Take the data below and repeat it exactly.

— Begin Dataset records —

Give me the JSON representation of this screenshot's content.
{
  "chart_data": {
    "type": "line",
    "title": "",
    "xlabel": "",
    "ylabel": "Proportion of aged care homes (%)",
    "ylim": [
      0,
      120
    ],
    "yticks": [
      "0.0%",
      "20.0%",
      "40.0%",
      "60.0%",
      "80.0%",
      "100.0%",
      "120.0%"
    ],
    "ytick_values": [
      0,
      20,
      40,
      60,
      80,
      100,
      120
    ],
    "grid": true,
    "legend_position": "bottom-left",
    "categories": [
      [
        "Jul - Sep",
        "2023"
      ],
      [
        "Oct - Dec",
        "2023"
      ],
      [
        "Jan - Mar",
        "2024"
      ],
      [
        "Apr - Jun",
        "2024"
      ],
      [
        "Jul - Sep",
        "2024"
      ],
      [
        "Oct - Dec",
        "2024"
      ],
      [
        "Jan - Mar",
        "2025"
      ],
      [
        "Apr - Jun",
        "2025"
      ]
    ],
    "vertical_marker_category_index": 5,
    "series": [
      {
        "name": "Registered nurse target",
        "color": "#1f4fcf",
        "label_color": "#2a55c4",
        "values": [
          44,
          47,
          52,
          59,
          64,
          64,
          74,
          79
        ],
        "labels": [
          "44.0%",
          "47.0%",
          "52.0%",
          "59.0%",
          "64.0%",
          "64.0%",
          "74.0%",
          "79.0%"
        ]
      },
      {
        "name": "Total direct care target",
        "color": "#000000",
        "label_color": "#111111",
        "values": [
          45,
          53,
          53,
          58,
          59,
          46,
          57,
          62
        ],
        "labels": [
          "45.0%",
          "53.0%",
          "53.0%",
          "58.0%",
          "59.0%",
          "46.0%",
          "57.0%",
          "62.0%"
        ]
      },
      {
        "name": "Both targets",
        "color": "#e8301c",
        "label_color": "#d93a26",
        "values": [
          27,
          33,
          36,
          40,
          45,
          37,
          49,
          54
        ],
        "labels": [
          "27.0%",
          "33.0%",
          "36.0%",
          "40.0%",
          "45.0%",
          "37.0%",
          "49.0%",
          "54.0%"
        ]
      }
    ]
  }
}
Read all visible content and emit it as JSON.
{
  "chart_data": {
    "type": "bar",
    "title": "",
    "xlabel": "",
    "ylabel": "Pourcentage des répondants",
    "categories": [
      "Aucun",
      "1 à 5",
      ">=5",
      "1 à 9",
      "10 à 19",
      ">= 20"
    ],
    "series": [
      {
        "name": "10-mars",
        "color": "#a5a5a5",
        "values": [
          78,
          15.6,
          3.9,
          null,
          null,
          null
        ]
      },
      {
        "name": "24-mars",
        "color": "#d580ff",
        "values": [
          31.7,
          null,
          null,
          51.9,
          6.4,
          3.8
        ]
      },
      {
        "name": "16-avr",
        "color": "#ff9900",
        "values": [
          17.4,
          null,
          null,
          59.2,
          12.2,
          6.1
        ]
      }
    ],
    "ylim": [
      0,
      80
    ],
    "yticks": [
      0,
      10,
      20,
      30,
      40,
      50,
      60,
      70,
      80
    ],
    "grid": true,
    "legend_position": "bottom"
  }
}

— End Dataset records —

## Answer to the exercise
Give me the JSON representation of this screenshot's content.
{
  "chart_data": {
    "type": "line",
    "title": "",
    "xlabel": "",
    "ylabel": "Proportion of aged care homes (%)",
    "ylim": [
      0,
      120
    ],
    "yticks": [
      "0.0%",
      "20.0%",
      "40.0%",
      "60.0%",
      "80.0%",
      "100.0%",
      "120.0%"
    ],
    "ytick_values": [
      0,
      20,
      40,
      60,
      80,
      100,
      120
    ],
    "grid": true,
    "legend_position": "bottom-left",
    "categories": [
      [
        "Jul - Sep",
        "2023"
      ],
      [
        "Oct - Dec",
        "2023"
      ],
      [
        "Jan - Mar",
        "2024"
      ],
      [
        "Apr - Jun",
        "2024"
      ],
      [
        "Jul - Sep",
        "2024"
      ],
      [
        "Oct - Dec",
        "2024"
      ],
      [
        "Jan - Mar",
        "2025"
      ],
      [
        "Apr - Jun",
        "2025"
      ]
    ],
    "vertical_marker_category_index": 5,
    "series": [
      {
        "name": "Registered nurse target",
        "color": "#1f4fcf",
        "label_color": "#2a55c4",
        "values": [
          44,
          47,
          52,
          59,
          64,
          64,
          74,
          79
        ],
        "labels": [
          "44.0%",
          "47.0%",
          "52.0%",
          "59.0%",
          "64.0%",
          "64.0%",
          "74.0%",
          "79.0%"
        ]
      },
      {
        "name": "Total direct care target",
        "color": "#000000",
        "label_color": "#111111",
        "values": [
          45,
          53,
          53,
          58,
          59,
          46,
          57,
          62
        ],
        "labels": [
          "45.0%",
          "53.0%",
          "53.0%",
          "58.0%",
          "59.0%",
          "46.0%",
          "57.0%",
          "62.0%"
        ]
      },
      {
        "name": "Both targets",
        "color": "#e8301c",
        "label_color": "#d93a26",
        "values": [
          27,
          33,
          36,
          40,
          45,
          37,
          49,
          54
        ],
        "labels": [
          "27.0%",
          "33.0%",
          "36.0%",
          "40.0%",
          "45.0%",
          "37.0%",
          "49.0%",
          "54.0%"
        ]
      }
    ]
  }
}
Read all visible content and emit it as JSON.
{
  "chart_data": {
    "type": "bar",
    "title": "",
    "xlabel": "",
    "ylabel": "Pourcentage des répondants",
    "categories": [
      "Aucun",
      "1 à 5",
      ">=5",
      "1 à 9",
      "10 à 19",
      ">= 20"
    ],
    "series": [
      {
        "name": "10-mars",
        "color": "#a5a5a5",
        "values": [
          78,
          15.6,
          3.9,
          null,
          null,
          null
        ]
      },
      {
        "name": "24-mars",
        "color": "#d580ff",
        "values": [
          31.7,
          null,
          null,
          51.9,
          6.4,
          3.8
        ]
      },
      {
        "name": "16-avr",
        "color": "#ff9900",
        "values": [
          17.4,
          null,
          null,
          59.2,
          12.2,
          6.1
        ]
      }
    ],
    "ylim": [
      0,
      80
    ],
    "yticks": [
      0,
      10,
      20,
      30,
      40,
      50,
      60,
      70,
      80
    ],
    "grid": true,
    "legend_position": "bottom"
  }
}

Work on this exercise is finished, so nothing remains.